Data records:
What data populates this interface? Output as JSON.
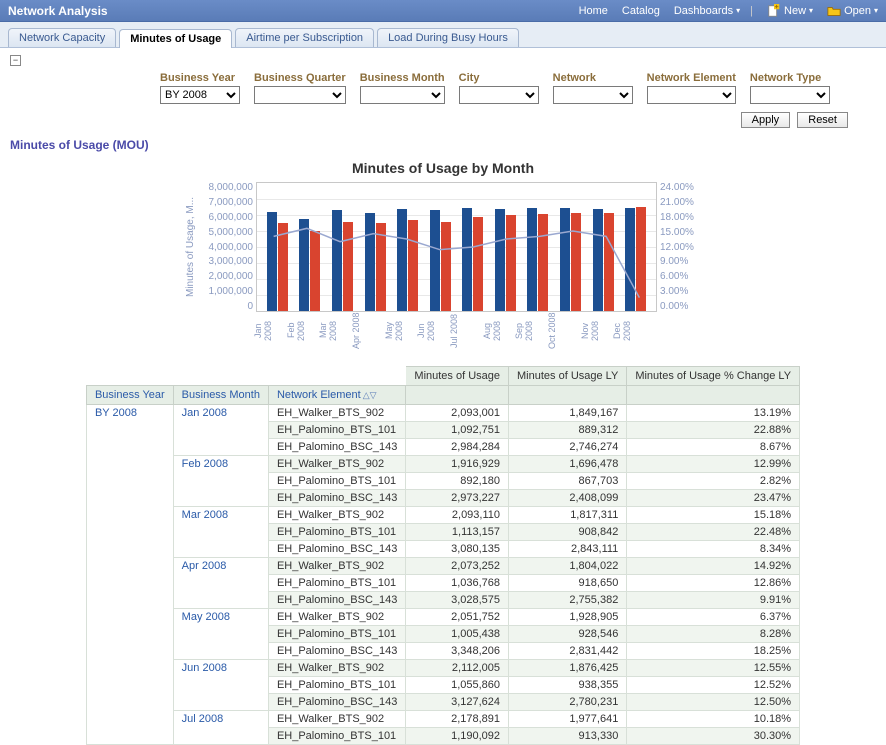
{
  "topbar": {
    "title": "Network Analysis",
    "links": {
      "home": "Home",
      "catalog": "Catalog",
      "dashboards": "Dashboards",
      "new": "New",
      "open": "Open"
    }
  },
  "tabs": [
    {
      "id": "capacity",
      "label": "Network Capacity",
      "active": false
    },
    {
      "id": "mou",
      "label": "Minutes of Usage",
      "active": true
    },
    {
      "id": "airtime",
      "label": "Airtime per Subscription",
      "active": false
    },
    {
      "id": "load",
      "label": "Load During Busy Hours",
      "active": false
    }
  ],
  "filters": {
    "business_year": {
      "label": "Business Year",
      "value": "BY 2008"
    },
    "business_quarter": {
      "label": "Business Quarter",
      "value": ""
    },
    "business_month": {
      "label": "Business Month",
      "value": ""
    },
    "city": {
      "label": "City",
      "value": ""
    },
    "network": {
      "label": "Network",
      "value": ""
    },
    "network_element": {
      "label": "Network Element",
      "value": ""
    },
    "network_type": {
      "label": "Network Type",
      "value": ""
    }
  },
  "buttons": {
    "apply": "Apply",
    "reset": "Reset"
  },
  "section_title": "Minutes of Usage (MOU)",
  "chart": {
    "title": "Minutes of Usage by Month",
    "y_label": "Minutes of Usage, M...",
    "y_max": 8000000,
    "y_ticks": [
      "8,000,000",
      "7,000,000",
      "6,000,000",
      "5,000,000",
      "4,000,000",
      "3,000,000",
      "2,000,000",
      "1,000,000",
      "0"
    ],
    "y2_ticks": [
      "24.00%",
      "21.00%",
      "18.00%",
      "15.00%",
      "12.00%",
      "9.00%",
      "6.00%",
      "3.00%",
      "0.00%"
    ],
    "y2_max": 24,
    "categories": [
      "Jan 2008",
      "Feb 2008",
      "Mar 2008",
      "Apr 2008",
      "May 2008",
      "Jun 2008",
      "Jul 2008",
      "Aug 2008",
      "Sep 2008",
      "Oct 2008",
      "Nov 2008",
      "Dec 2008"
    ],
    "series_blue": [
      6170000,
      5781000,
      6286000,
      6138000,
      6405000,
      6295000,
      6425000,
      6350000,
      6420000,
      6410000,
      6380000,
      6450000
    ],
    "series_red": [
      5485000,
      4971000,
      5569000,
      5478000,
      5689000,
      5585000,
      5869000,
      6000000,
      6050000,
      6100000,
      6150000,
      6500000
    ],
    "line_pct": [
      14.0,
      15.5,
      13.0,
      14.5,
      13.5,
      11.5,
      12.0,
      13.5,
      14.0,
      15.0,
      14.0,
      2.5
    ],
    "colors": {
      "blue": "#1d4f91",
      "red": "#d9442f",
      "line": "#9aa8d0",
      "grid": "#e8e8e8"
    }
  },
  "table": {
    "columns": {
      "by": "Business Year",
      "bm": "Business Month",
      "ne": "Network Element",
      "mou": "Minutes of Usage",
      "mou_ly": "Minutes of Usage LY",
      "pct": "Minutes of Usage % Change LY"
    },
    "business_year": "BY 2008",
    "groups": [
      {
        "month": "Jan 2008",
        "rows": [
          {
            "ne": "EH_Walker_BTS_902",
            "mou": "2,093,001",
            "ly": "1,849,167",
            "pct": "13.19%"
          },
          {
            "ne": "EH_Palomino_BTS_101",
            "mou": "1,092,751",
            "ly": "889,312",
            "pct": "22.88%"
          },
          {
            "ne": "EH_Palomino_BSC_143",
            "mou": "2,984,284",
            "ly": "2,746,274",
            "pct": "8.67%"
          }
        ]
      },
      {
        "month": "Feb 2008",
        "rows": [
          {
            "ne": "EH_Walker_BTS_902",
            "mou": "1,916,929",
            "ly": "1,696,478",
            "pct": "12.99%"
          },
          {
            "ne": "EH_Palomino_BTS_101",
            "mou": "892,180",
            "ly": "867,703",
            "pct": "2.82%"
          },
          {
            "ne": "EH_Palomino_BSC_143",
            "mou": "2,973,227",
            "ly": "2,408,099",
            "pct": "23.47%"
          }
        ]
      },
      {
        "month": "Mar 2008",
        "rows": [
          {
            "ne": "EH_Walker_BTS_902",
            "mou": "2,093,110",
            "ly": "1,817,311",
            "pct": "15.18%"
          },
          {
            "ne": "EH_Palomino_BTS_101",
            "mou": "1,113,157",
            "ly": "908,842",
            "pct": "22.48%"
          },
          {
            "ne": "EH_Palomino_BSC_143",
            "mou": "3,080,135",
            "ly": "2,843,111",
            "pct": "8.34%"
          }
        ]
      },
      {
        "month": "Apr 2008",
        "rows": [
          {
            "ne": "EH_Walker_BTS_902",
            "mou": "2,073,252",
            "ly": "1,804,022",
            "pct": "14.92%"
          },
          {
            "ne": "EH_Palomino_BTS_101",
            "mou": "1,036,768",
            "ly": "918,650",
            "pct": "12.86%"
          },
          {
            "ne": "EH_Palomino_BSC_143",
            "mou": "3,028,575",
            "ly": "2,755,382",
            "pct": "9.91%"
          }
        ]
      },
      {
        "month": "May 2008",
        "rows": [
          {
            "ne": "EH_Walker_BTS_902",
            "mou": "2,051,752",
            "ly": "1,928,905",
            "pct": "6.37%"
          },
          {
            "ne": "EH_Palomino_BTS_101",
            "mou": "1,005,438",
            "ly": "928,546",
            "pct": "8.28%"
          },
          {
            "ne": "EH_Palomino_BSC_143",
            "mou": "3,348,206",
            "ly": "2,831,442",
            "pct": "18.25%"
          }
        ]
      },
      {
        "month": "Jun 2008",
        "rows": [
          {
            "ne": "EH_Walker_BTS_902",
            "mou": "2,112,005",
            "ly": "1,876,425",
            "pct": "12.55%"
          },
          {
            "ne": "EH_Palomino_BTS_101",
            "mou": "1,055,860",
            "ly": "938,355",
            "pct": "12.52%"
          },
          {
            "ne": "EH_Palomino_BSC_143",
            "mou": "3,127,624",
            "ly": "2,780,231",
            "pct": "12.50%"
          }
        ]
      },
      {
        "month": "Jul 2008",
        "rows": [
          {
            "ne": "EH_Walker_BTS_902",
            "mou": "2,178,891",
            "ly": "1,977,641",
            "pct": "10.18%"
          },
          {
            "ne": "EH_Palomino_BTS_101",
            "mou": "1,190,092",
            "ly": "913,330",
            "pct": "30.30%"
          }
        ]
      }
    ]
  }
}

Exercise directions:
Reproduce the data word for word, excluding its pictures.

Final result:
What data populates this interface? Output as JSON.
{
  "topbar": {
    "title": "Network Analysis",
    "links": {
      "home": "Home",
      "catalog": "Catalog",
      "dashboards": "Dashboards",
      "new": "New",
      "open": "Open"
    }
  },
  "tabs": [
    {
      "id": "capacity",
      "label": "Network Capacity",
      "active": false
    },
    {
      "id": "mou",
      "label": "Minutes of Usage",
      "active": true
    },
    {
      "id": "airtime",
      "label": "Airtime per Subscription",
      "active": false
    },
    {
      "id": "load",
      "label": "Load During Busy Hours",
      "active": false
    }
  ],
  "filters": {
    "business_year": {
      "label": "Business Year",
      "value": "BY 2008"
    },
    "business_quarter": {
      "label": "Business Quarter",
      "value": ""
    },
    "business_month": {
      "label": "Business Month",
      "value": ""
    },
    "city": {
      "label": "City",
      "value": ""
    },
    "network": {
      "label": "Network",
      "value": ""
    },
    "network_element": {
      "label": "Network Element",
      "value": ""
    },
    "network_type": {
      "label": "Network Type",
      "value": ""
    }
  },
  "buttons": {
    "apply": "Apply",
    "reset": "Reset"
  },
  "section_title": "Minutes of Usage (MOU)",
  "chart": {
    "title": "Minutes of Usage by Month",
    "y_label": "Minutes of Usage, M...",
    "y_max": 8000000,
    "y_ticks": [
      "8,000,000",
      "7,000,000",
      "6,000,000",
      "5,000,000",
      "4,000,000",
      "3,000,000",
      "2,000,000",
      "1,000,000",
      "0"
    ],
    "y2_ticks": [
      "24.00%",
      "21.00%",
      "18.00%",
      "15.00%",
      "12.00%",
      "9.00%",
      "6.00%",
      "3.00%",
      "0.00%"
    ],
    "y2_max": 24,
    "categories": [
      "Jan 2008",
      "Feb 2008",
      "Mar 2008",
      "Apr 2008",
      "May 2008",
      "Jun 2008",
      "Jul 2008",
      "Aug 2008",
      "Sep 2008",
      "Oct 2008",
      "Nov 2008",
      "Dec 2008"
    ],
    "series_blue": [
      6170000,
      5781000,
      6286000,
      6138000,
      6405000,
      6295000,
      6425000,
      6350000,
      6420000,
      6410000,
      6380000,
      6450000
    ],
    "series_red": [
      5485000,
      4971000,
      5569000,
      5478000,
      5689000,
      5585000,
      5869000,
      6000000,
      6050000,
      6100000,
      6150000,
      6500000
    ],
    "line_pct": [
      14.0,
      15.5,
      13.0,
      14.5,
      13.5,
      11.5,
      12.0,
      13.5,
      14.0,
      15.0,
      14.0,
      2.5
    ],
    "colors": {
      "blue": "#1d4f91",
      "red": "#d9442f",
      "line": "#9aa8d0",
      "grid": "#e8e8e8"
    }
  },
  "table": {
    "columns": {
      "by": "Business Year",
      "bm": "Business Month",
      "ne": "Network Element",
      "mou": "Minutes of Usage",
      "mou_ly": "Minutes of Usage LY",
      "pct": "Minutes of Usage % Change LY"
    },
    "business_year": "BY 2008",
    "groups": [
      {
        "month": "Jan 2008",
        "rows": [
          {
            "ne": "EH_Walker_BTS_902",
            "mou": "2,093,001",
            "ly": "1,849,167",
            "pct": "13.19%"
          },
          {
            "ne": "EH_Palomino_BTS_101",
            "mou": "1,092,751",
            "ly": "889,312",
            "pct": "22.88%"
          },
          {
            "ne": "EH_Palomino_BSC_143",
            "mou": "2,984,284",
            "ly": "2,746,274",
            "pct": "8.67%"
          }
        ]
      },
      {
        "month": "Feb 2008",
        "rows": [
          {
            "ne": "EH_Walker_BTS_902",
            "mou": "1,916,929",
            "ly": "1,696,478",
            "pct": "12.99%"
          },
          {
            "ne": "EH_Palomino_BTS_101",
            "mou": "892,180",
            "ly": "867,703",
            "pct": "2.82%"
          },
          {
            "ne": "EH_Palomino_BSC_143",
            "mou": "2,973,227",
            "ly": "2,408,099",
            "pct": "23.47%"
          }
        ]
      },
      {
        "month": "Mar 2008",
        "rows": [
          {
            "ne": "EH_Walker_BTS_902",
            "mou": "2,093,110",
            "ly": "1,817,311",
            "pct": "15.18%"
          },
          {
            "ne": "EH_Palomino_BTS_101",
            "mou": "1,113,157",
            "ly": "908,842",
            "pct": "22.48%"
          },
          {
            "ne": "EH_Palomino_BSC_143",
            "mou": "3,080,135",
            "ly": "2,843,111",
            "pct": "8.34%"
          }
        ]
      },
      {
        "month": "Apr 2008",
        "rows": [
          {
            "ne": "EH_Walker_BTS_902",
            "mou": "2,073,252",
            "ly": "1,804,022",
            "pct": "14.92%"
          },
          {
            "ne": "EH_Palomino_BTS_101",
            "mou": "1,036,768",
            "ly": "918,650",
            "pct": "12.86%"
          },
          {
            "ne": "EH_Palomino_BSC_143",
            "mou": "3,028,575",
            "ly": "2,755,382",
            "pct": "9.91%"
          }
        ]
      },
      {
        "month": "May 2008",
        "rows": [
          {
            "ne": "EH_Walker_BTS_902",
            "mou": "2,051,752",
            "ly": "1,928,905",
            "pct": "6.37%"
          },
          {
            "ne": "EH_Palomino_BTS_101",
            "mou": "1,005,438",
            "ly": "928,546",
            "pct": "8.28%"
          },
          {
            "ne": "EH_Palomino_BSC_143",
            "mou": "3,348,206",
            "ly": "2,831,442",
            "pct": "18.25%"
          }
        ]
      },
      {
        "month": "Jun 2008",
        "rows": [
          {
            "ne": "EH_Walker_BTS_902",
            "mou": "2,112,005",
            "ly": "1,876,425",
            "pct": "12.55%"
          },
          {
            "ne": "EH_Palomino_BTS_101",
            "mou": "1,055,860",
            "ly": "938,355",
            "pct": "12.52%"
          },
          {
            "ne": "EH_Palomino_BSC_143",
            "mou": "3,127,624",
            "ly": "2,780,231",
            "pct": "12.50%"
          }
        ]
      },
      {
        "month": "Jul 2008",
        "rows": [
          {
            "ne": "EH_Walker_BTS_902",
            "mou": "2,178,891",
            "ly": "1,977,641",
            "pct": "10.18%"
          },
          {
            "ne": "EH_Palomino_BTS_101",
            "mou": "1,190,092",
            "ly": "913,330",
            "pct": "30.30%"
          }
        ]
      }
    ]
  }
}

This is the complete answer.